======== Data to process
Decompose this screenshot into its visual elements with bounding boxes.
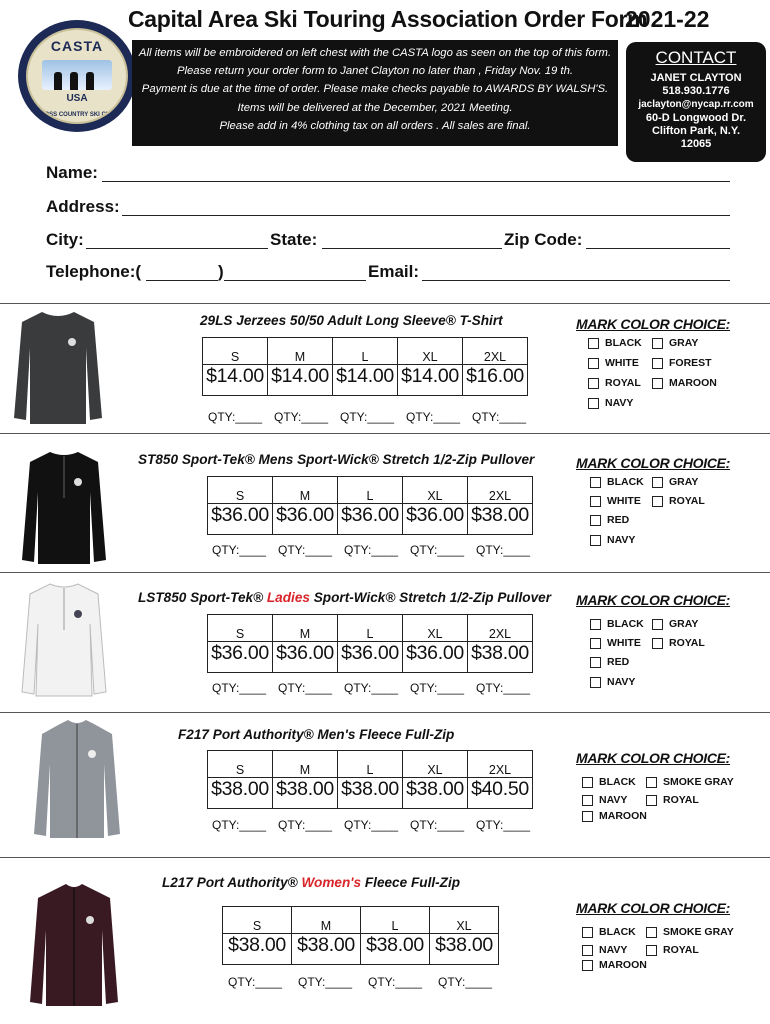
color-option[interactable]: [646, 776, 734, 788]
price-value: $38.00: [468, 642, 533, 673]
color-option[interactable]: [590, 656, 629, 668]
size-label: XL: [403, 477, 468, 504]
mens-pullover-image: [20, 448, 108, 566]
qty-field[interactable]: QTY:____: [344, 681, 399, 695]
qty-field[interactable]: QTY:____: [340, 410, 395, 424]
checkbox[interactable]: [582, 945, 593, 956]
price-value: $38.00: [430, 934, 499, 965]
size-label: M: [268, 338, 333, 365]
checkbox[interactable]: [652, 378, 663, 389]
size-price-table: [207, 476, 533, 535]
qty-field[interactable]: QTY:____: [278, 681, 333, 695]
size-label: M: [273, 615, 338, 642]
size-price-table: [222, 906, 499, 965]
ladies-pullover-image: [20, 580, 108, 698]
checkbox[interactable]: [590, 496, 601, 507]
price-value: $38.00: [223, 934, 292, 965]
size-label: M: [273, 477, 338, 504]
notice-line: Payment is due at the time of order. Please make checks payable to AWARDS BY WALSH'S.: [141, 83, 609, 96]
size-label: 2XL: [468, 477, 533, 504]
divider: [0, 572, 770, 573]
qty-field[interactable]: QTY:____: [476, 543, 531, 557]
email-label: Email:: [368, 262, 420, 281]
zip-field[interactable]: [586, 248, 730, 249]
qty-field[interactable]: QTY:____: [472, 410, 527, 424]
divider: [0, 857, 770, 858]
product-title: F217 Port Authority® Men's Fleece Full-Zip: [178, 727, 455, 742]
price-value: $14.00: [268, 365, 333, 396]
city-label: City:: [46, 230, 84, 249]
price-value: $36.00: [403, 504, 468, 535]
contact-zip: 12065: [680, 138, 712, 151]
qty-field[interactable]: QTY:____: [368, 975, 423, 989]
notice-line: Please return your order form to Janet Clayton no later than , Friday Nov. 19 th.: [176, 65, 573, 78]
color-option[interactable]: [590, 676, 635, 688]
mark-color-title: MARK COLOR CHOICE:: [576, 592, 731, 608]
email-field[interactable]: [422, 280, 730, 281]
checkbox[interactable]: [590, 515, 601, 526]
checkbox[interactable]: [646, 945, 657, 956]
size-label: M: [292, 907, 361, 934]
size-label: 2XL: [463, 338, 528, 365]
size-label: L: [338, 615, 403, 642]
color-option[interactable]: [588, 377, 641, 389]
qty-field[interactable]: QTY:____: [274, 410, 329, 424]
option-label: BLACK: [599, 926, 636, 938]
option-label: NAVY: [605, 397, 634, 409]
size-label: L: [338, 477, 403, 504]
qty-row: [212, 543, 542, 557]
color-option[interactable]: [582, 926, 636, 938]
option-label: ROYAL: [669, 495, 705, 507]
checkbox[interactable]: [588, 398, 599, 409]
contact-email[interactable]: jaclayton@nycap.rr.com: [638, 99, 754, 111]
telephone-label: Telephone:(: [46, 262, 142, 281]
checkbox[interactable]: [590, 677, 601, 688]
color-option[interactable]: [646, 926, 734, 938]
color-option[interactable]: [652, 495, 705, 507]
option-label: WHITE: [607, 637, 641, 649]
checkbox[interactable]: [582, 795, 593, 806]
color-option[interactable]: [582, 944, 627, 956]
price-value: $14.00: [203, 365, 268, 396]
checkbox[interactable]: [646, 927, 657, 938]
checkbox[interactable]: [588, 358, 599, 369]
qty-row: [208, 410, 538, 424]
size-label: M: [273, 751, 338, 778]
qty-field[interactable]: QTY:____: [344, 543, 399, 557]
price-value: $38.00: [403, 778, 468, 809]
checkbox[interactable]: [590, 535, 601, 546]
qty-field[interactable]: QTY:____: [298, 975, 353, 989]
logo-ring-text: CROSS COUNTRY SKI CLUB: [35, 112, 119, 118]
mens-fleece-image: [32, 718, 122, 840]
price-value: $16.00: [463, 365, 528, 396]
color-option[interactable]: [582, 794, 627, 806]
option-label: NAVY: [599, 944, 628, 956]
product-title: [162, 875, 460, 890]
qty-field[interactable]: QTY:____: [212, 543, 267, 557]
option-label: BLACK: [607, 476, 644, 488]
size-label: S: [208, 615, 273, 642]
checkbox[interactable]: [582, 927, 593, 938]
price-value: $36.00: [208, 504, 273, 535]
divider: [0, 433, 770, 434]
zip-label: Zip Code:: [504, 230, 583, 249]
checkbox[interactable]: [652, 638, 663, 649]
option-label: MAROON: [669, 377, 717, 389]
contact-heading: CONTACT: [655, 48, 737, 67]
price-value: $38.00: [361, 934, 430, 965]
logo-top-text: CASTA: [50, 38, 104, 54]
qty-field[interactable]: QTY:____: [410, 681, 465, 695]
option-label: NAVY: [607, 534, 636, 546]
qty-field[interactable]: QTY:____: [212, 681, 267, 695]
price-value: $36.00: [273, 642, 338, 673]
option-label: ROYAL: [605, 377, 641, 389]
qty-field[interactable]: QTY:____: [406, 410, 461, 424]
long-sleeve-tshirt-image: [12, 308, 104, 426]
price-value: $40.50: [468, 778, 533, 809]
option-label: NAVY: [599, 794, 628, 806]
price-value: $14.00: [398, 365, 463, 396]
price-value: $36.00: [403, 642, 468, 673]
contact-box: [626, 42, 766, 162]
qty-field[interactable]: QTY:____: [208, 410, 263, 424]
mark-color-title: MARK COLOR CHOICE:: [576, 750, 731, 766]
option-label: GRAY: [669, 476, 699, 488]
address-field[interactable]: [122, 215, 730, 216]
option-label: BLACK: [605, 337, 642, 349]
size-price-table: [207, 750, 533, 809]
option-label: GRAY: [669, 337, 699, 349]
product-title: ST850 Sport-Tek® Mens Sport-Wick® Stretch 1/2-Zip Pullover: [138, 452, 535, 467]
option-label: BLACK: [599, 776, 636, 788]
option-label: NAVY: [607, 676, 636, 688]
size-label: XL: [430, 907, 499, 934]
color-option[interactable]: [652, 337, 698, 349]
contact-phone: 518.930.1776: [662, 85, 730, 98]
color-option[interactable]: [590, 514, 629, 526]
size-label: L: [333, 338, 398, 365]
option-label: FOREST: [669, 357, 712, 369]
mark-color-title: MARK COLOR CHOICE:: [576, 455, 731, 471]
telephone-close: ): [218, 262, 224, 281]
title-part: LST850 Sport-Tek®: [138, 590, 264, 605]
checkbox[interactable]: [590, 477, 601, 488]
product-title: 29LS Jerzees 50/50 Adult Long Sleeve® T-Shirt: [200, 313, 503, 328]
color-option[interactable]: [646, 944, 699, 956]
price-value: $38.00: [338, 778, 403, 809]
checkbox[interactable]: [588, 338, 599, 349]
color-option[interactable]: [582, 776, 636, 788]
size-label: S: [203, 338, 268, 365]
notice-line: All items will be embroidered on left chest with the CASTA logo as seen on the top of this form.: [138, 47, 612, 59]
checkbox[interactable]: [590, 638, 601, 649]
checkbox[interactable]: [582, 960, 593, 971]
order-notice: [132, 40, 618, 146]
color-option[interactable]: [588, 397, 633, 409]
qty-field[interactable]: QTY:____: [344, 818, 399, 832]
checkbox[interactable]: [646, 795, 657, 806]
contact-address: 60-D Longwood Dr.: [645, 111, 747, 124]
qty-field[interactable]: QTY:____: [438, 975, 493, 989]
option-label: SMOKE GRAY: [663, 776, 734, 788]
womens-fleece-image: [28, 882, 120, 1008]
mark-color-title: MARK COLOR CHOICE:: [576, 900, 731, 916]
price-value: $36.00: [208, 642, 273, 673]
price-value: $14.00: [333, 365, 398, 396]
size-label: S: [223, 907, 292, 934]
option-label: GRAY: [669, 618, 699, 630]
qty-row: [212, 681, 542, 695]
form-year: 2021-22: [625, 6, 710, 32]
casta-logo: [18, 20, 136, 132]
color-option[interactable]: [588, 337, 642, 349]
logo-usa-text: USA: [66, 93, 88, 104]
checkbox[interactable]: [582, 811, 593, 822]
price-value: $38.00: [468, 504, 533, 535]
option-label: MAROON: [599, 959, 647, 971]
size-label: 2XL: [468, 615, 533, 642]
color-option[interactable]: [652, 618, 698, 630]
price-value: $36.00: [273, 504, 338, 535]
qty-field[interactable]: QTY:____: [278, 543, 333, 557]
option-label: RED: [607, 656, 630, 668]
color-option[interactable]: [652, 377, 717, 389]
name-field[interactable]: [102, 181, 730, 182]
contact-name: JANET CLAYTON: [650, 72, 742, 84]
qty-row: [228, 975, 508, 989]
color-option[interactable]: [582, 810, 647, 822]
color-option[interactable]: [588, 357, 639, 369]
qty-field[interactable]: QTY:____: [228, 975, 283, 989]
qty-field[interactable]: QTY:____: [212, 818, 267, 832]
color-option[interactable]: [590, 534, 635, 546]
size-label: 2XL: [468, 751, 533, 778]
color-option[interactable]: [646, 794, 699, 806]
price-value: $38.00: [292, 934, 361, 965]
color-option[interactable]: [590, 476, 644, 488]
product-title: [138, 590, 551, 605]
color-option[interactable]: [590, 618, 644, 630]
size-label: L: [361, 907, 430, 934]
form-title: Capital Area Ski Touring Association Order Form: [128, 6, 648, 32]
size-label: XL: [403, 615, 468, 642]
checkbox[interactable]: [582, 777, 593, 788]
size-label: XL: [403, 751, 468, 778]
size-label: XL: [398, 338, 463, 365]
city-field[interactable]: [86, 248, 268, 249]
color-option[interactable]: [652, 637, 705, 649]
size-label: L: [338, 751, 403, 778]
size-price-table: [202, 337, 528, 396]
price-value: $38.00: [208, 778, 273, 809]
size-label: S: [208, 477, 273, 504]
qty-field[interactable]: QTY:____: [476, 681, 531, 695]
checkbox[interactable]: [652, 477, 663, 488]
state-label: State:: [270, 230, 318, 249]
qty-field[interactable]: QTY:____: [410, 543, 465, 557]
price-value: $36.00: [338, 642, 403, 673]
size-price-table: [207, 614, 533, 673]
checkbox[interactable]: [588, 378, 599, 389]
title-part: L217 Port Authority®: [162, 875, 298, 890]
color-option[interactable]: [590, 637, 641, 649]
option-label: ROYAL: [663, 944, 699, 956]
color-option[interactable]: [590, 495, 641, 507]
checkbox[interactable]: [652, 619, 663, 630]
qty-field[interactable]: QTY:____: [410, 818, 465, 832]
option-label: ROYAL: [669, 637, 705, 649]
state-field[interactable]: [322, 248, 502, 249]
title-part: Sport-Wick® Stretch 1/2-Zip Pullover: [313, 590, 551, 605]
qty-field[interactable]: QTY:____: [476, 818, 531, 832]
option-label: WHITE: [607, 495, 641, 507]
divider: [0, 303, 770, 304]
option-label: RED: [607, 514, 630, 526]
checkbox[interactable]: [652, 496, 663, 507]
color-option[interactable]: [582, 959, 647, 971]
telephone-field[interactable]: [224, 280, 366, 281]
checkbox[interactable]: [652, 338, 663, 349]
logo-scene: [42, 60, 112, 90]
option-label: ROYAL: [663, 794, 699, 806]
size-label: S: [208, 751, 273, 778]
title-part: Fleece Full-Zip: [364, 875, 461, 890]
color-option[interactable]: [652, 476, 698, 488]
price-value: $36.00: [338, 504, 403, 535]
price-value: $38.00: [273, 778, 338, 809]
area-code-field[interactable]: [146, 280, 218, 281]
option-label: BLACK: [607, 618, 644, 630]
qty-row: [212, 818, 542, 832]
option-label: MAROON: [599, 810, 647, 822]
contact-city: Clifton Park, N.Y.: [651, 124, 741, 137]
option-label: SMOKE GRAY: [663, 926, 734, 938]
color-option[interactable]: [652, 357, 712, 369]
checkbox[interactable]: [590, 657, 601, 668]
title-highlight: Women's: [301, 875, 362, 890]
qty-field[interactable]: QTY:____: [278, 818, 333, 832]
divider: [0, 712, 770, 713]
checkbox[interactable]: [646, 777, 657, 788]
checkbox[interactable]: [590, 619, 601, 630]
mark-color-title: MARK COLOR CHOICE:: [576, 316, 731, 332]
name-label: Name:: [46, 163, 98, 182]
notice-line: Items will be delivered at the December, 2021 Meeting.: [237, 101, 513, 114]
option-label: WHITE: [605, 357, 639, 369]
notice-line: Please add in 4% clothing tax on all orders . All sales are final.: [219, 119, 531, 132]
address-label: Address:: [46, 197, 120, 216]
title-highlight: Ladies: [266, 590, 310, 605]
checkbox[interactable]: [652, 358, 663, 369]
================
▶ _Task brief_
Report every line of the data above that contains the string "form". Letter case counts.

▶ _Completed exercise_
notice-line: Please return your order form to Janet Clayton no later than , Friday Nov. 19 th.: [176, 65, 573, 78]
notice-line: All items will be embroidered on left chest with the CASTA logo as seen on the top of this form.: [138, 47, 612, 59]
form-year: 2021-22: [625, 6, 710, 32]
form-title: Capital Area Ski Touring Association Order Form: [128, 6, 648, 32]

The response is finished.